**FRAGMENTO DEL DOCUMENTO:**

──────────

La determinación tomada con respecto a los generales Negrete y Echávarri era notoriamente injusta y arbitraria, pues si se quería averiguar su complicidad no era seguramente el medio más oportuno el retirarlos a cien leguas del lugar en donde debían estar los testigos, privándolos al mismo tiempo del auxilio de sus familias y de sus medios de defensa. Este acto se creyó exclusivamente obra de don Manuel Gómez Pedraza, que no pertenecía a los yorkinos, pero que deseaba formarse un partido persiguiendo en estos generales, a pretexto de conspiradores, los enemigos del señor Iturbide y lisonjeando las venganzas populares en estos jefes, que no eran amados por la multitud.

Se encargó la formación de las causas a oficiales del ejército; los coroneles Andrade, Romero, Arago, Facio, los tres primeros de las logias yorkinas, el último escocés, eran los fiscales de estos acusados.

Arenas, Martínez y Segura confesaban que había un plan de conspiración, que ellos mismos tenían parte en él, pero que no podían descubrir sus cómplices. El gobierno se agitaba, hacía los mayores esfuerzos por descubrir delincuentes, y Pedraza, alma de todo este movimiento, hacía creer o procuraba persuadir que había encontrado el hilo de Ariadna que debía conducir al descubrimiento de aquella terrible conspiración.

Existían, pues, tres elementos que obraban en sentidos diferentes y que es necesario hacer observar desde ahora. El partido escocés, que he dado ya a conocer; el partido yorkino, de que he hablado con extensión, y el que llamaré de Pedraza, porque separado de las logias escocesas, a que había pertenecido, y convertido repentinamente en perseguidor de sus antiguos compañeros, no por eso se unió a los segundos, que, sin embargo, le parecieron más dóciles instrumentos.

Estos son hechos que presento sin el menor disfraz, porque no siendo mi ánimo inculpar a ninguno, deseo que los lectores juzguen a cada uno por sus acciones, así como yo me sujeto al mismo severo e imparcial tribunal de mis conciudadanos por las mías, como representante también en estas escenas que voy a referir.

El Congreso general había abierto sus sesiones en 19 de enero, con los nuevos diputados venidos de los Estados para formar la segunda legislatura constitucional. Más de la mitad de sus miembros lo eran también de la sociedad de yorkinos y muy pocos solamente de las logias escocesas. Las protestas que se habían hecho acerca de la nulidad supuesta de las elecciones verificadas en Yucatán, Toluca y otros Estados fueron declaradas insubsistentes, y el decreto dado por la legislatura constitucional del último para anular el nombramiento hecho en los individuos que debían sustituirlos fue igualmente declarado nulo e insubsistente por anticonstitucional.

──────────

**OBJETIVO A:** Transcriba sin modificación alguna las líneas de los registros desde su inicio hasta la línea que contiene "149, 1452, 175]", incluida esta última.
El fragmento y los registros no guardan relación entre sí.

──────────

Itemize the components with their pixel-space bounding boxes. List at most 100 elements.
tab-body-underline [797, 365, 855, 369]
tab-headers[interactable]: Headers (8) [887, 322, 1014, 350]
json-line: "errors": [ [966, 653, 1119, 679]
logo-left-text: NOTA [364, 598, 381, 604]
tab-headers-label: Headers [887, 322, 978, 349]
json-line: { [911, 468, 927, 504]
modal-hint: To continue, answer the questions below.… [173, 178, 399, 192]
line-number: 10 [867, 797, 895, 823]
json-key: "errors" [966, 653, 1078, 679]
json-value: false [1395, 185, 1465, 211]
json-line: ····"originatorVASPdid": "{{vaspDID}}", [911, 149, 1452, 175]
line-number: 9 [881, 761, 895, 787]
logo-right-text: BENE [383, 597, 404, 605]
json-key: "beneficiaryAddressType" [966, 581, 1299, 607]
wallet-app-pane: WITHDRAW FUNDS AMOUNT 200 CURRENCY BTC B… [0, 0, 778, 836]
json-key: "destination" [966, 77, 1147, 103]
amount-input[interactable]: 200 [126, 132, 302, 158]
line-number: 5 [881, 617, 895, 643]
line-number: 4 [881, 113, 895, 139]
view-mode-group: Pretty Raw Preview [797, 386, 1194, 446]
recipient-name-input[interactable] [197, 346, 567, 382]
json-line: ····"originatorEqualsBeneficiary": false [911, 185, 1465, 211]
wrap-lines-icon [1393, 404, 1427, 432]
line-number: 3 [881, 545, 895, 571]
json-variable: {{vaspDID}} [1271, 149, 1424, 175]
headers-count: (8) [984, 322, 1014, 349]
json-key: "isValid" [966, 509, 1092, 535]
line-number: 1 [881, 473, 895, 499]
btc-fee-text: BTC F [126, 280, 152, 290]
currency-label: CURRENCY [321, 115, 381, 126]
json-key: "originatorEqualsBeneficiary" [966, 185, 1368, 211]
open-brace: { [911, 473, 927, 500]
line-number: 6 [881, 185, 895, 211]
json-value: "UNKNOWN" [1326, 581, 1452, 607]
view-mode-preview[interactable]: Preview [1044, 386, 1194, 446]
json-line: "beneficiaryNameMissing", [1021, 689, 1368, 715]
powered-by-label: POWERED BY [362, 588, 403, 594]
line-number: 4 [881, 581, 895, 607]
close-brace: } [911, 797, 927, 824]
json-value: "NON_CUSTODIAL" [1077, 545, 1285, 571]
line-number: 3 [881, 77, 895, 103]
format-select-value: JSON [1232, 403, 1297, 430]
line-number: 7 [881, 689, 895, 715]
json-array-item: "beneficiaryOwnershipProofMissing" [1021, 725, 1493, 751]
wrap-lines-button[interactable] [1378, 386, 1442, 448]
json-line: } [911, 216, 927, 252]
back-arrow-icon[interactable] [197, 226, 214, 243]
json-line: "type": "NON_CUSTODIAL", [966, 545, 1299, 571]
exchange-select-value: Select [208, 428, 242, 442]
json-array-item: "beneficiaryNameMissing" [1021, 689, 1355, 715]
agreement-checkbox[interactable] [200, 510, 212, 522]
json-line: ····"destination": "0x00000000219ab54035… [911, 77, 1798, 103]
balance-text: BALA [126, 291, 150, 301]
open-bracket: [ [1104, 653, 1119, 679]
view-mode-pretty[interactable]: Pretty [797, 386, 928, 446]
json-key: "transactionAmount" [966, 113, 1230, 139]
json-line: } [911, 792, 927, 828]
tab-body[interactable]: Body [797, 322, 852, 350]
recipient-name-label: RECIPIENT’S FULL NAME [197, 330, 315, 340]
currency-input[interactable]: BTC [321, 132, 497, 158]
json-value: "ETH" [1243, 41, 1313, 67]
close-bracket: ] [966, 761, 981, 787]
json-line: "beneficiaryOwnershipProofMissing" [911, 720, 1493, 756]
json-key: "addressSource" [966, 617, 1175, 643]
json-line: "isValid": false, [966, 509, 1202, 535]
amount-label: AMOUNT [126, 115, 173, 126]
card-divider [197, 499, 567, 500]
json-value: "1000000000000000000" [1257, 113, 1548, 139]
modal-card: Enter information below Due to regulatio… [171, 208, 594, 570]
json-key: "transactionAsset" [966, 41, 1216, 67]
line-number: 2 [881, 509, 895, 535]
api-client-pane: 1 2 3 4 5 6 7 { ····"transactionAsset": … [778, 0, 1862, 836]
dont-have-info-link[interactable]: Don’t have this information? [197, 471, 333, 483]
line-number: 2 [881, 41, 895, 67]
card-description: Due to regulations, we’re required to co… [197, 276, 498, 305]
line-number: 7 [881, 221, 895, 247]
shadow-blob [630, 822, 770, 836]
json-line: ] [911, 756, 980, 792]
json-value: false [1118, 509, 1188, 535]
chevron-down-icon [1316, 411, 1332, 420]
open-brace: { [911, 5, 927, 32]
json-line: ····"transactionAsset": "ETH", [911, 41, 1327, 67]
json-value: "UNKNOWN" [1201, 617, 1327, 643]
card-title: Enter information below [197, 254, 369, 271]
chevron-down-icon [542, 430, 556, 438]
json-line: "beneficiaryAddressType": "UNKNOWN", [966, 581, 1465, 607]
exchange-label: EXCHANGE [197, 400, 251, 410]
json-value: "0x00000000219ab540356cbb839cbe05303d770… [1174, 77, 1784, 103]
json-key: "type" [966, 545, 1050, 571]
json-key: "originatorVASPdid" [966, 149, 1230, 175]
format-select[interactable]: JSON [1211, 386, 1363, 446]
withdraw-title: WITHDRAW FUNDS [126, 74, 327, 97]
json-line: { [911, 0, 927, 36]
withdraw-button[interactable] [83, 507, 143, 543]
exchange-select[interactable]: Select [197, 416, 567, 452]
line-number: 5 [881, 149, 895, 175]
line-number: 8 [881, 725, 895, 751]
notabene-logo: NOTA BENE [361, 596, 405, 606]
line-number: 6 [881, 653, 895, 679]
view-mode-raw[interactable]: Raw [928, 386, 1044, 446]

──────────

**OBJETIVO B:** Según el fragmento, ¿en qué fecha abrió sus sesiones el Congreso general?

**RESULTADO COMPLETO A:**
Itemize the components with their pixel-space bounding boxes. List at most 100 elements.
tab-body-underline [797, 365, 855, 369]
tab-headers[interactable]: Headers (8) [887, 322, 1014, 350]
json-line: "errors": [ [966, 653, 1119, 679]
logo-left-text: NOTA [364, 598, 381, 604]
tab-headers-label: Headers [887, 322, 978, 349]
json-line: { [911, 468, 927, 504]
modal-hint: To continue, answer the questions below.… [173, 178, 399, 192]
line-number: 10 [867, 797, 895, 823]
json-key: "errors" [966, 653, 1078, 679]
json-value: false [1395, 185, 1465, 211]
json-line: ····"originatorVASPdid": "{{vaspDID}}", [911, 149, 1452, 175]

**RESULTADO COMPLETO B:** El 19 de enero.